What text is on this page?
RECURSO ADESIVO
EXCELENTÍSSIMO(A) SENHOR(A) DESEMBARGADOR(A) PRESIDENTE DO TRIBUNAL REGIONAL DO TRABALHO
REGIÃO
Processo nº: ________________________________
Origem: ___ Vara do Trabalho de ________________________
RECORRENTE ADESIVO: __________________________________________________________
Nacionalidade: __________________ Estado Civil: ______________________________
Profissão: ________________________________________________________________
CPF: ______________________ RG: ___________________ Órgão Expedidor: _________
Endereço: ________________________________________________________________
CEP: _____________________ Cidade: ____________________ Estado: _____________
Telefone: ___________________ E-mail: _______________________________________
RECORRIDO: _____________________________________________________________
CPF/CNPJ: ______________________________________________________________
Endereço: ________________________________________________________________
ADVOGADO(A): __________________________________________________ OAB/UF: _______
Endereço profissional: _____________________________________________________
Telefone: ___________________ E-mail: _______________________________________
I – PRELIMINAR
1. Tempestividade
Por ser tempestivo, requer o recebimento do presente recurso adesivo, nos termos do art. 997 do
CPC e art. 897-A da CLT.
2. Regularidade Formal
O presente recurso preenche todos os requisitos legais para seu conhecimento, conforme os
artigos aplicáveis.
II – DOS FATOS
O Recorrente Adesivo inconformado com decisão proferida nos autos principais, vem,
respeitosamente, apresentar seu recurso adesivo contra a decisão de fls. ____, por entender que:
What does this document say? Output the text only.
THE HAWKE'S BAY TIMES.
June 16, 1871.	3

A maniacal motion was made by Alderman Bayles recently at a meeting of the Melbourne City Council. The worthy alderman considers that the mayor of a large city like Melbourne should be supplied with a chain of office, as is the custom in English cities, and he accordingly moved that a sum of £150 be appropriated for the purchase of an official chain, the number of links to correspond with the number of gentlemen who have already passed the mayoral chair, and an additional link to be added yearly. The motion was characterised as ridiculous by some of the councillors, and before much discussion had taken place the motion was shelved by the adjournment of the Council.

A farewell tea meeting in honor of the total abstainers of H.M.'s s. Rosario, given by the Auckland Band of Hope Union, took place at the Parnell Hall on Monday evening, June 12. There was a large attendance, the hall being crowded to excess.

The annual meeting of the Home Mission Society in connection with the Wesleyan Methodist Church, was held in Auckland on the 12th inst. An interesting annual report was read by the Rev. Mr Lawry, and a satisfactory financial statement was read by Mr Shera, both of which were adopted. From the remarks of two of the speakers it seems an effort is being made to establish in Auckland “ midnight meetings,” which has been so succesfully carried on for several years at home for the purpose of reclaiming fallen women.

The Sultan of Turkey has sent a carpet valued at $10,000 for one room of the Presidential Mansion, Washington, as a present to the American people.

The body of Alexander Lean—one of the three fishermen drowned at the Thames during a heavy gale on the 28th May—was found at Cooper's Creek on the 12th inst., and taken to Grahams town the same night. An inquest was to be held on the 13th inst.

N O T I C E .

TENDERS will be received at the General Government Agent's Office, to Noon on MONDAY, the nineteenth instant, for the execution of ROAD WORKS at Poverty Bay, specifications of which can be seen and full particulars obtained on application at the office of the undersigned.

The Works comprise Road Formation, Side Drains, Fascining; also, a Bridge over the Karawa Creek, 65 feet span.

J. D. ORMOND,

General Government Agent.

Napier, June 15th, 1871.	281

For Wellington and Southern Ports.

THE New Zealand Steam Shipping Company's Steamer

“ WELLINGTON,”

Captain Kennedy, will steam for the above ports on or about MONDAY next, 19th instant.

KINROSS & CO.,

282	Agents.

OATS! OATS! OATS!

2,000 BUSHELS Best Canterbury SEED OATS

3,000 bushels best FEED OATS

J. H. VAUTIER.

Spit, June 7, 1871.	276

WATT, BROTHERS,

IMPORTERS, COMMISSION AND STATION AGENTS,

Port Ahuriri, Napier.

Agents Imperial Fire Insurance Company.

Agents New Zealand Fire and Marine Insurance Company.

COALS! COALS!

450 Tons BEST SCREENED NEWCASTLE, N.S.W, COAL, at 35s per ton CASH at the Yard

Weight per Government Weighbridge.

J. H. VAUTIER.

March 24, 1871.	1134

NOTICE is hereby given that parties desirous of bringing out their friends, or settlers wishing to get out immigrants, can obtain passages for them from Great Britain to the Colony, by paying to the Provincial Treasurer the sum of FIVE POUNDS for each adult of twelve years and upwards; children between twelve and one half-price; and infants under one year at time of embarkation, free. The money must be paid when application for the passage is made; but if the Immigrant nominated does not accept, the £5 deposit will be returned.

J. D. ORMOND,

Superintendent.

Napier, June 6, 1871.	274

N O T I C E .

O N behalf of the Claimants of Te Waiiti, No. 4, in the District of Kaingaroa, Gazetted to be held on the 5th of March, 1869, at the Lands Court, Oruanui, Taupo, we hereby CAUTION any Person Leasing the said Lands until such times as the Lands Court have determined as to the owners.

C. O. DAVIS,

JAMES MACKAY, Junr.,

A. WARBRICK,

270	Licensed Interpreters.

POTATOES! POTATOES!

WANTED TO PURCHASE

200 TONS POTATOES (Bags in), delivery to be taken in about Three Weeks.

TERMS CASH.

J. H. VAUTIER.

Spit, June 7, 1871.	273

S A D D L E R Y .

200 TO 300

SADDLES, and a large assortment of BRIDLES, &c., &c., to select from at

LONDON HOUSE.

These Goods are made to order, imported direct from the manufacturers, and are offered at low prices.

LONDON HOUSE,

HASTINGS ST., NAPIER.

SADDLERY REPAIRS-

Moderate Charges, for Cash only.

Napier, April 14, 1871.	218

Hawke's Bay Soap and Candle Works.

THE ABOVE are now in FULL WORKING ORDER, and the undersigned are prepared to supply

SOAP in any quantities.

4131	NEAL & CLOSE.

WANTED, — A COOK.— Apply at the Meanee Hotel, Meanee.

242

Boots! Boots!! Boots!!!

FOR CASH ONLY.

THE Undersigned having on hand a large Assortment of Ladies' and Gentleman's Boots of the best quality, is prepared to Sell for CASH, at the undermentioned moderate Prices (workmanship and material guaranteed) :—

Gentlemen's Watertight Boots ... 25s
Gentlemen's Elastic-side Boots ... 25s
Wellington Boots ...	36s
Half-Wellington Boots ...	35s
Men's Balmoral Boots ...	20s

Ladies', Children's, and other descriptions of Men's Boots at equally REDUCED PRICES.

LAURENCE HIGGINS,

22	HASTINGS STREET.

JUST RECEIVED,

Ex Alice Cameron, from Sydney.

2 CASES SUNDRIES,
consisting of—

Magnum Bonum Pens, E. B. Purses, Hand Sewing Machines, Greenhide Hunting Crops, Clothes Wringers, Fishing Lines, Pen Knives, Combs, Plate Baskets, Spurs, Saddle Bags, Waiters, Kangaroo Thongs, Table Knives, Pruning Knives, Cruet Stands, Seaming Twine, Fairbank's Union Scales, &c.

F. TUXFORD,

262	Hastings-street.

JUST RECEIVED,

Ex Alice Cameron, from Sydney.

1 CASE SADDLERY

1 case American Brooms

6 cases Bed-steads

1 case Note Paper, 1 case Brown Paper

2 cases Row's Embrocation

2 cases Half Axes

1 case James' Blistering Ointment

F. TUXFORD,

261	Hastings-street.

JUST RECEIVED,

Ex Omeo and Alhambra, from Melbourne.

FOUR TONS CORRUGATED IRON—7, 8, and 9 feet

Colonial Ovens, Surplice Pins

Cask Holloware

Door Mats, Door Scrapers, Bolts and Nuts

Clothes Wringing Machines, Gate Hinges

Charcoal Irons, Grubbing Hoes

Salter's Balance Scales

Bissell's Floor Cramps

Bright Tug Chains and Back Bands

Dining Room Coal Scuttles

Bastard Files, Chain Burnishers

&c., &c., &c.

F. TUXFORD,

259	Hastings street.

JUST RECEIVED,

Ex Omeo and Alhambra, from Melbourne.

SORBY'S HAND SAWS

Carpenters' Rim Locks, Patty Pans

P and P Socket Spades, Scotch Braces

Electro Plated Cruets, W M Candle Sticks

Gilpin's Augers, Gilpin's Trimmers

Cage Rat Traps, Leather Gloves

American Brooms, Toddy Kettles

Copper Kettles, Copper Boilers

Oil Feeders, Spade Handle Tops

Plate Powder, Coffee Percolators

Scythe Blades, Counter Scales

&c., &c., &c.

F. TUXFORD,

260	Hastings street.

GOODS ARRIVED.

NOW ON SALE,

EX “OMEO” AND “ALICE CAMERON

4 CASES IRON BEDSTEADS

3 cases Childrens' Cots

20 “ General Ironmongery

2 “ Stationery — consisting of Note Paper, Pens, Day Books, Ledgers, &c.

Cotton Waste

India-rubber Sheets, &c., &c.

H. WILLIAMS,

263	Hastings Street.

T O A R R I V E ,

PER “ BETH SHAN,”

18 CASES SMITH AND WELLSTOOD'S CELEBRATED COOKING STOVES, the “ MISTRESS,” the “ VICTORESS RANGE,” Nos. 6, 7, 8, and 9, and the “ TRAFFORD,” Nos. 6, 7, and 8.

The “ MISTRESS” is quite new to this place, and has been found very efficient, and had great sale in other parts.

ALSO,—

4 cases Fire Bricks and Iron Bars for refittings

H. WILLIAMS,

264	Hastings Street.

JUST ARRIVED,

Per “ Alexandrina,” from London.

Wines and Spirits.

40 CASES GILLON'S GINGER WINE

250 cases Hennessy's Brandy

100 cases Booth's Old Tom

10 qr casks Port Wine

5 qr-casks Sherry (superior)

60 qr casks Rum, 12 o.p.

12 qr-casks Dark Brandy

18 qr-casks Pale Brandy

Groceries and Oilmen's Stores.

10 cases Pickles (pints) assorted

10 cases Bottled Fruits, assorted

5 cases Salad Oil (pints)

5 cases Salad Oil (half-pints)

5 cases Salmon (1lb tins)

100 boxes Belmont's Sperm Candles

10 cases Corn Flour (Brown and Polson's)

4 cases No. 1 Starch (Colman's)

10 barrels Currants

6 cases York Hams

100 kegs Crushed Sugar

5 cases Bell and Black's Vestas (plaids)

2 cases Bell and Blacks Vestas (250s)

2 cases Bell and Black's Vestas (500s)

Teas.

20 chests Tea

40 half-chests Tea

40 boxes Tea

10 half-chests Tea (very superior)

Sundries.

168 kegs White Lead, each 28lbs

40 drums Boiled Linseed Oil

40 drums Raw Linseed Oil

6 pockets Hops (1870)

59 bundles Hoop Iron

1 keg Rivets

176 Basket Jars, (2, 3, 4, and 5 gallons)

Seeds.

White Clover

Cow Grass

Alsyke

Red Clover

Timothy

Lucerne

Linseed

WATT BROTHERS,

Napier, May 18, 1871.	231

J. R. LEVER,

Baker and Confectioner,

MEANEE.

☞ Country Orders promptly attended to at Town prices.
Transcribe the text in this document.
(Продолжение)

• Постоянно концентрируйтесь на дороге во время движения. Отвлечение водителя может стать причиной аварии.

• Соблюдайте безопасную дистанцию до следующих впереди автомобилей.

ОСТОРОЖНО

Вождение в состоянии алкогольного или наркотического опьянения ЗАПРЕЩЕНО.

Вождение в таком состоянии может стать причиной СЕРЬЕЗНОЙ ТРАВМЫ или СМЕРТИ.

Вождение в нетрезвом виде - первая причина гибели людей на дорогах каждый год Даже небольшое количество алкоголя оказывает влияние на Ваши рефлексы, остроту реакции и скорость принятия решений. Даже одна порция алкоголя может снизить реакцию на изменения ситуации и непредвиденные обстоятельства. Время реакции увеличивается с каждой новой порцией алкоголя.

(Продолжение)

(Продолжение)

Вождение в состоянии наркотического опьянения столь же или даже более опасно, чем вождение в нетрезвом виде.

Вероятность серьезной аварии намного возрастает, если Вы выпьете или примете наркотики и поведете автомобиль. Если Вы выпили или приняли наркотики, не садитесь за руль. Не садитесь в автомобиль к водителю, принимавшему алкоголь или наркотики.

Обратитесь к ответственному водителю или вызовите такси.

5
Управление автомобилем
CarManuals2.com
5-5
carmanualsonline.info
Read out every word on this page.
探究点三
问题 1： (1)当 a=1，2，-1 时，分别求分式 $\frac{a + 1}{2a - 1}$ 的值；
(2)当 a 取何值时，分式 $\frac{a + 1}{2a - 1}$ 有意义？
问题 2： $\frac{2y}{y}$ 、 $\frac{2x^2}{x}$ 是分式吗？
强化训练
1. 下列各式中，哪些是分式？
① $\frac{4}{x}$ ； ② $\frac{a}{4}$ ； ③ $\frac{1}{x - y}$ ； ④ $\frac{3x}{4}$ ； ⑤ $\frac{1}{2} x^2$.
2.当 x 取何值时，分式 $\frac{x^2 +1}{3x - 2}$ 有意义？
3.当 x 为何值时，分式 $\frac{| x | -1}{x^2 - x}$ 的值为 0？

═══

**Objective**
Scan the records above for the string "取何值时", then report every line that contains it.

**Result of this task**
(2)当 a 取何值时，分式 $\frac{a + 1}{2a - 1}$ 有意义？
2.当 x 取何值时，分式 $\frac{x^2 +1}{3x - 2}$ 有意义？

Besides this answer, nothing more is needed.